··· Records shown
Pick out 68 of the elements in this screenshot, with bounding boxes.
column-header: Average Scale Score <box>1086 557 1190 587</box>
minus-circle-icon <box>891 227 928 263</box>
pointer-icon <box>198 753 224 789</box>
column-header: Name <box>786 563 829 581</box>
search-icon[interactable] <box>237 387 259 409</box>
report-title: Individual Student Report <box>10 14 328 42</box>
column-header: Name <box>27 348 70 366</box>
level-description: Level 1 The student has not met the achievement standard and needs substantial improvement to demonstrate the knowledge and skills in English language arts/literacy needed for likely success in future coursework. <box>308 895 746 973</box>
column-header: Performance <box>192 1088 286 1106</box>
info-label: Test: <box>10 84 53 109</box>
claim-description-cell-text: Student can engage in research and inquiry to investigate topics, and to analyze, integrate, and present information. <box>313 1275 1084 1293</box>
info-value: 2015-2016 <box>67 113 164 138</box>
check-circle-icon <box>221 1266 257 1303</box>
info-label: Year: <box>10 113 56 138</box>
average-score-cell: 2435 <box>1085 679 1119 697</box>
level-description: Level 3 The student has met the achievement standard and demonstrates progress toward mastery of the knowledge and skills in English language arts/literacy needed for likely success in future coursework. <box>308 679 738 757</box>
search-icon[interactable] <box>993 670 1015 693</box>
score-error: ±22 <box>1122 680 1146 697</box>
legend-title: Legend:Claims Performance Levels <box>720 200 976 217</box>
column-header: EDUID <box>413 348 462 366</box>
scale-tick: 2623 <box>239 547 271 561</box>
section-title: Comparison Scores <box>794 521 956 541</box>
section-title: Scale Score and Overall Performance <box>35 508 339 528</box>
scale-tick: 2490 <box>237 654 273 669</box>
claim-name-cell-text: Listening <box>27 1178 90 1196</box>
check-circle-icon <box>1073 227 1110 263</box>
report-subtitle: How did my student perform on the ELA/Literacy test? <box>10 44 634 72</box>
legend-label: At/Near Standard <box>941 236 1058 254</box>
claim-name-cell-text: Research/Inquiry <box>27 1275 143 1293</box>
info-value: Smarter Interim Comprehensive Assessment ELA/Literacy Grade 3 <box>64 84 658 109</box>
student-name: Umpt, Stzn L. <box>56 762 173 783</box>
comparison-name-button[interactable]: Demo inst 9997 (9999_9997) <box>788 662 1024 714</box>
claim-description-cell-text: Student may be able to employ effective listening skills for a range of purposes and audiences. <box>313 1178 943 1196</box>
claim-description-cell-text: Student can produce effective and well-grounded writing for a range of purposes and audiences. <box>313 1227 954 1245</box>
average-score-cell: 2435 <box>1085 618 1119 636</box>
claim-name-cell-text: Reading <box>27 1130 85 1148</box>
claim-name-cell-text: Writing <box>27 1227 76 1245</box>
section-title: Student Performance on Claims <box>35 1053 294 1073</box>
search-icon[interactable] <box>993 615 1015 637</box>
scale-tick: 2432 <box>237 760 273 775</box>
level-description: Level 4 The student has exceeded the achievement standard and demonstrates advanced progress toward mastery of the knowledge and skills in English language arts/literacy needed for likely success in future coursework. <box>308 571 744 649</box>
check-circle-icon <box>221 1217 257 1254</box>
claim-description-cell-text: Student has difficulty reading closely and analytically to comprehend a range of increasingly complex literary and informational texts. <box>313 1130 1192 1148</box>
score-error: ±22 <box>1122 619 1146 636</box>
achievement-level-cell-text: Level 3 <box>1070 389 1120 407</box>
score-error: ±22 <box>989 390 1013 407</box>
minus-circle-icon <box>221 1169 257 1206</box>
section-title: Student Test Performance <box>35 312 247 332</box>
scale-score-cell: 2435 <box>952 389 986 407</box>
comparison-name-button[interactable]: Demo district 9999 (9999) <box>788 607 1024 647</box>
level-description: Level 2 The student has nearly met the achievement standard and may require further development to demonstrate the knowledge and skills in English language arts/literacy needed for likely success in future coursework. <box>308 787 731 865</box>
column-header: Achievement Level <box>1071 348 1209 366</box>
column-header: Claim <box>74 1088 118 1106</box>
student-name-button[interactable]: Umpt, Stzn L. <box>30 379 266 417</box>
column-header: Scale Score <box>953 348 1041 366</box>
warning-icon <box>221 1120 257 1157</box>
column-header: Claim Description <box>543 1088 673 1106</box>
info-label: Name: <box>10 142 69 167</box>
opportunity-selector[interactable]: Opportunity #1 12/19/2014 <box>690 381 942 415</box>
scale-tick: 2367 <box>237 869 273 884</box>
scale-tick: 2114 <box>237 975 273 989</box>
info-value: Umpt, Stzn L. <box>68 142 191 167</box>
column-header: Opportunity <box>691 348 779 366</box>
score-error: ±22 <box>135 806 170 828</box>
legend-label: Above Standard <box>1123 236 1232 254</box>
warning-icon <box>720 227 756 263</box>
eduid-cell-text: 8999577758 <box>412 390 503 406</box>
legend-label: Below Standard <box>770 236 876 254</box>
······
**Short exercise:**
Return the lines of the records from the start through the line containing "search-icon[interactable] <box>237 387", both ends included, with no change to any character.

**Output for this exercise:**
Pick out 68 of the elements in this screenshot, with bounding boxes.
column-header: Average Scale Score <box>1086 557 1190 587</box>
minus-circle-icon <box>891 227 928 263</box>
pointer-icon <box>198 753 224 789</box>
column-header: Name <box>786 563 829 581</box>
search-icon[interactable] <box>237 387 259 409</box>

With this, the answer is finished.